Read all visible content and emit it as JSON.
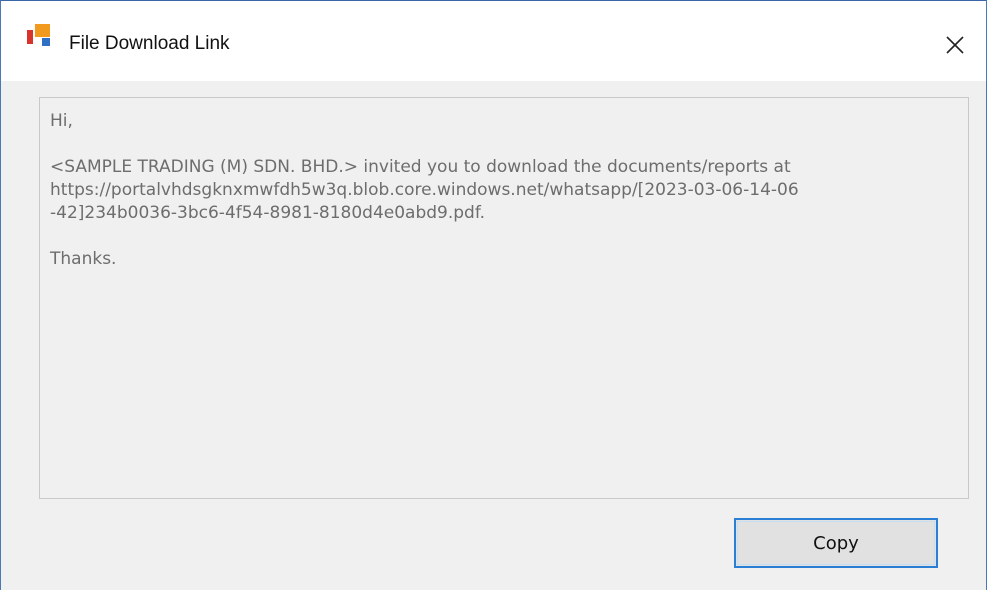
{
  "window": {
    "title": "File Download Link",
    "icon": "app-logo-icon",
    "close_icon": "close-icon"
  },
  "message": {
    "greeting": "Hi,",
    "body_lines": [
      "<SAMPLE TRADING (M) SDN. BHD.> invited you to download the documents/reports at",
      "https://portalvhdsgknxmwfdh5w3q.blob.core.windows.net/whatsapp/[2023-03-06-14-06",
      "-42]234b0036-3bc6-4f54-8981-8180d4e0abd9.pdf."
    ],
    "closing": "Thanks."
  },
  "actions": {
    "copy_label": "Copy"
  },
  "colors": {
    "window_border": "#4a78b8",
    "dialog_background": "#f0f0f0",
    "text_muted": "#6d6d6d",
    "button_focus_border": "#2a7fd4",
    "logo_red": "#d9342b",
    "logo_orange": "#f29a1d",
    "logo_blue": "#2f6fc4"
  }
}
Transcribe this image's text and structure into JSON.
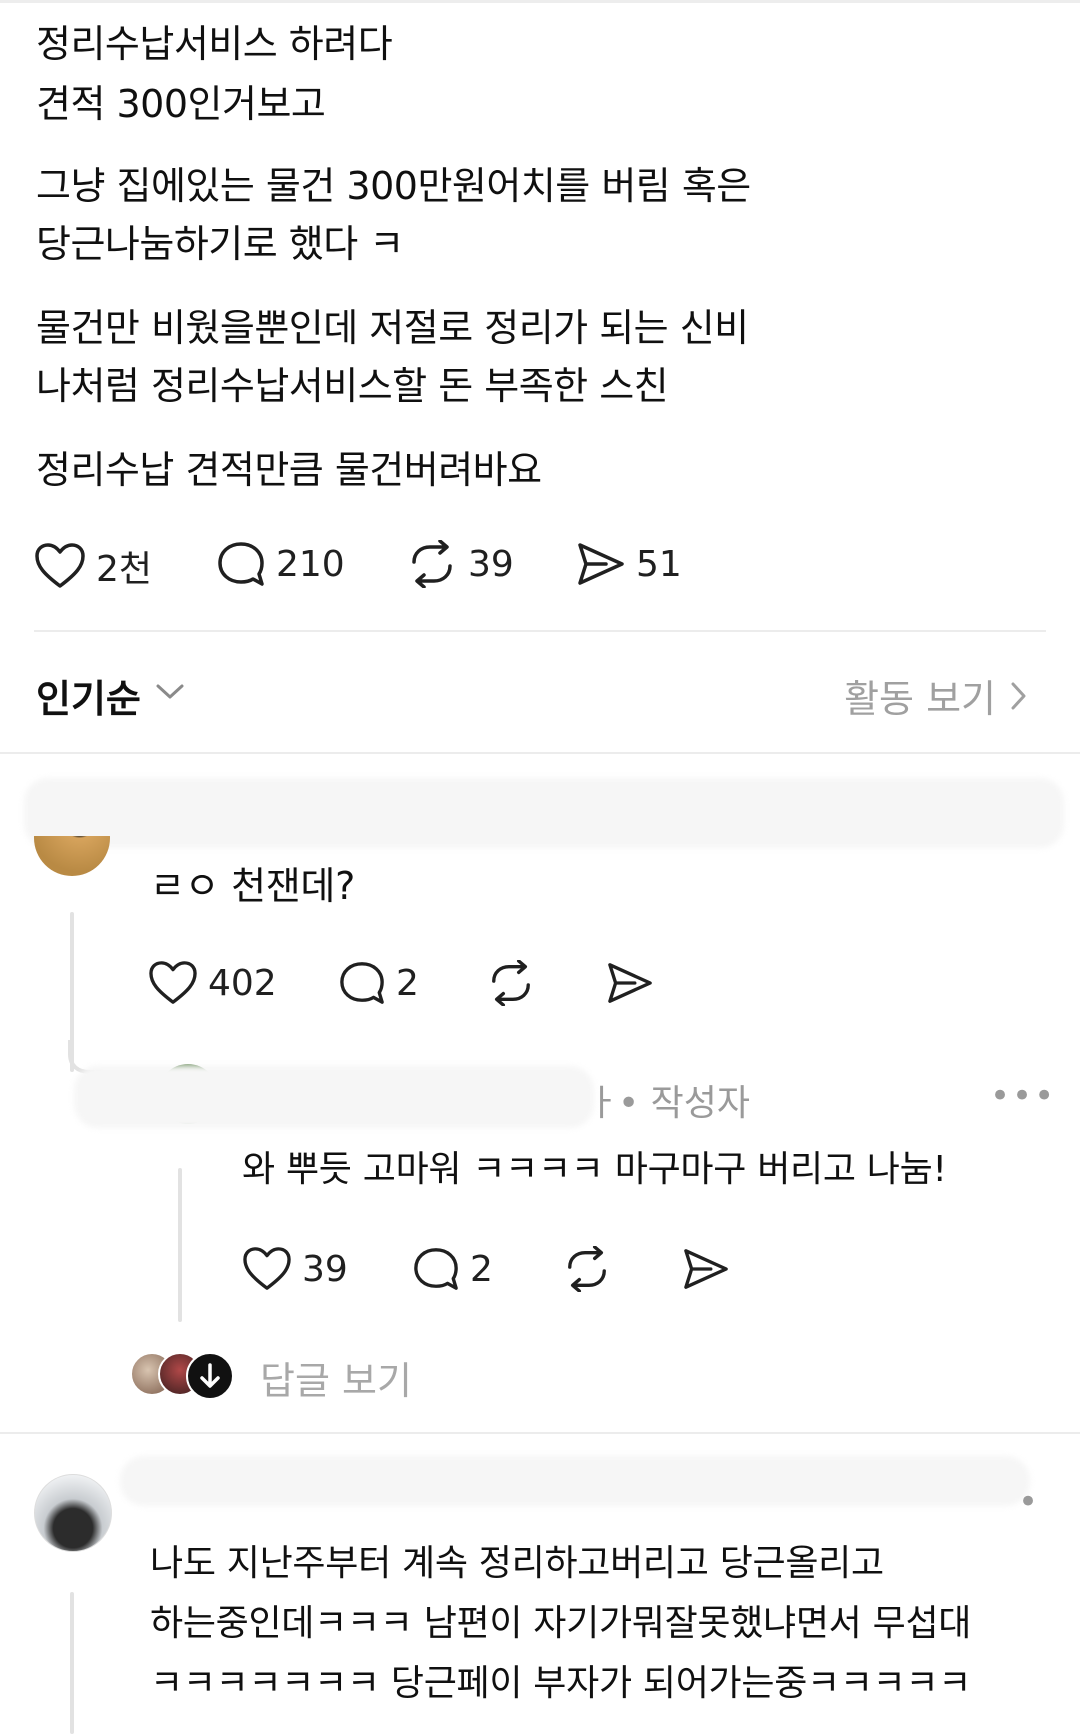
{
  "post": {
    "lines": [
      "정리수납서비스 하려다",
      "견적 300인거보고",
      "그냥 집에있는 물건 300만원어치를 버림 혹은",
      "당근나눔하기로 했다 ㅋ",
      "물건만 비웠을뿐인데 저절로 정리가 되는 신비",
      "나처럼 정리수납서비스할 돈 부족한 스친",
      "정리수납 견적만큼 물건버려바요"
    ],
    "actions": {
      "likes": "2천",
      "comments": "210",
      "reposts": "39",
      "shares": "51"
    }
  },
  "sort": {
    "label": "인기순",
    "activity_label": "활동 보기"
  },
  "comments": [
    {
      "text": "ㄹㅇ 천잰데?",
      "likes": "402",
      "replies": "2",
      "reply": {
        "author_suffix": "ㅏ",
        "author_badge": "• 작성자",
        "more": "•••",
        "text": "와 뿌듯 고마워 ㅋㅋㅋㅋ 마구마구 버리고 나눔!",
        "likes": "39",
        "replies": "2"
      },
      "view_replies": "답글 보기"
    },
    {
      "text_lines": [
        "나도 지난주부터 계속 정리하고버리고 당근올리고",
        "하는중인데ㅋㅋㅋ 남편이 자기가뭐잘못했냐면서 무섭대",
        "ㅋㅋㅋㅋㅋㅋㅋ 당근페이 부자가 되어가는중ㅋㅋㅋㅋㅋ"
      ],
      "more": "•"
    }
  ],
  "colors": {
    "text": "#101010",
    "muted": "#9a9a9a",
    "divider": "#ececec"
  }
}
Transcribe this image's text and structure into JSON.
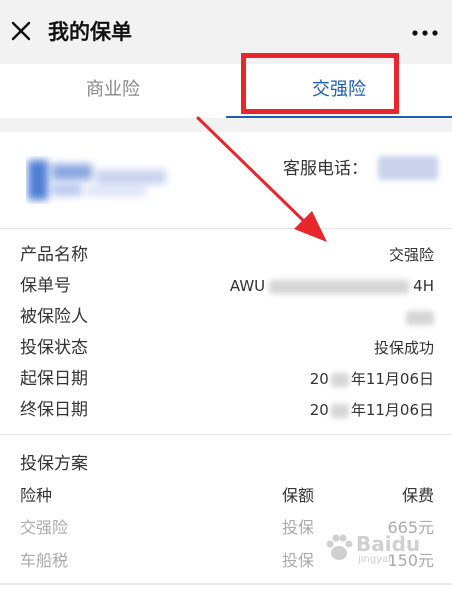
{
  "header": {
    "title": "我的保单"
  },
  "tabs": [
    {
      "label": "商业险",
      "active": false
    },
    {
      "label": "交强险",
      "active": true
    }
  ],
  "card": {
    "cs_label": "客服电话："
  },
  "details": {
    "rows": [
      {
        "label": "产品名称",
        "value": "交强险"
      },
      {
        "label": "保单号",
        "value_prefix": "AWU",
        "value_suffix": "4H"
      },
      {
        "label": "被保险人"
      },
      {
        "label": "投保状态",
        "value": "投保成功"
      },
      {
        "label": "起保日期",
        "value_prefix": "20",
        "value_suffix": "年11月06日"
      },
      {
        "label": "终保日期",
        "value_prefix": "20",
        "value_suffix": "年11月06日"
      }
    ]
  },
  "plan": {
    "title": "投保方案",
    "headers": [
      "险种",
      "保额",
      "保费"
    ],
    "items": [
      {
        "name": "交强险",
        "amount": "投保",
        "premium": "665元"
      },
      {
        "name": "车船税",
        "amount": "投保",
        "premium": "150元"
      }
    ]
  },
  "watermark": {
    "text": "Baidu",
    "sub": "jingyan"
  },
  "colors": {
    "accent": "#1a5fb4",
    "highlight": "#e8262b"
  }
}
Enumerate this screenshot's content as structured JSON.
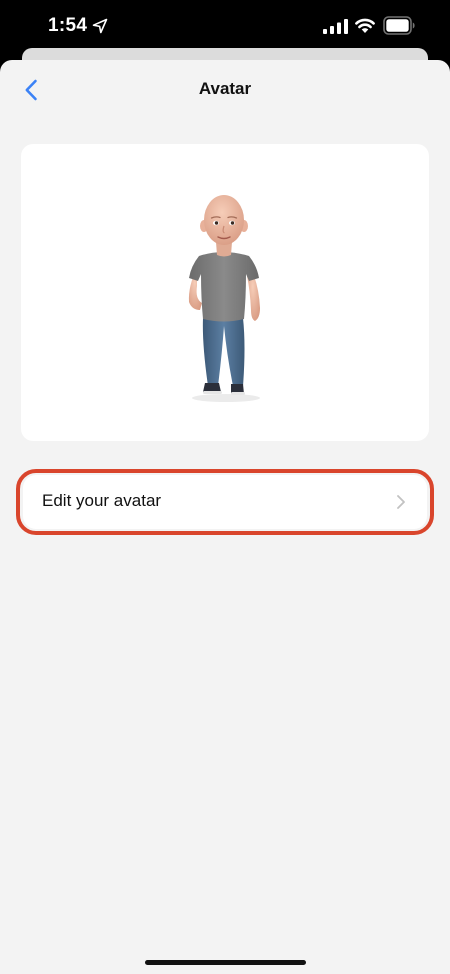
{
  "status_bar": {
    "time": "1:54"
  },
  "nav": {
    "title": "Avatar",
    "back_icon": "chevron-left-icon"
  },
  "avatar_card": {
    "image": "3d-avatar-figure"
  },
  "menu": {
    "edit_label": "Edit your avatar",
    "chevron_icon": "chevron-right-icon"
  },
  "colors": {
    "accent_blue": "#3b82f6",
    "highlight_red": "#d9452c",
    "background": "#f3f3f3"
  }
}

******************************

*Given task*: Starting at the line that contains "Enumerate this screenshot's", retype each line through the final one in the listing, with both ends kept and the pictures omitted.

*Complete output*:
Enumerate this screenshot's content as structured JSON.
{
  "status_bar": {
    "time": "1:54"
  },
  "nav": {
    "title": "Avatar",
    "back_icon": "chevron-left-icon"
  },
  "avatar_card": {
    "image": "3d-avatar-figure"
  },
  "menu": {
    "edit_label": "Edit your avatar",
    "chevron_icon": "chevron-right-icon"
  },
  "colors": {
    "accent_blue": "#3b82f6",
    "highlight_red": "#d9452c",
    "background": "#f3f3f3"
  }
}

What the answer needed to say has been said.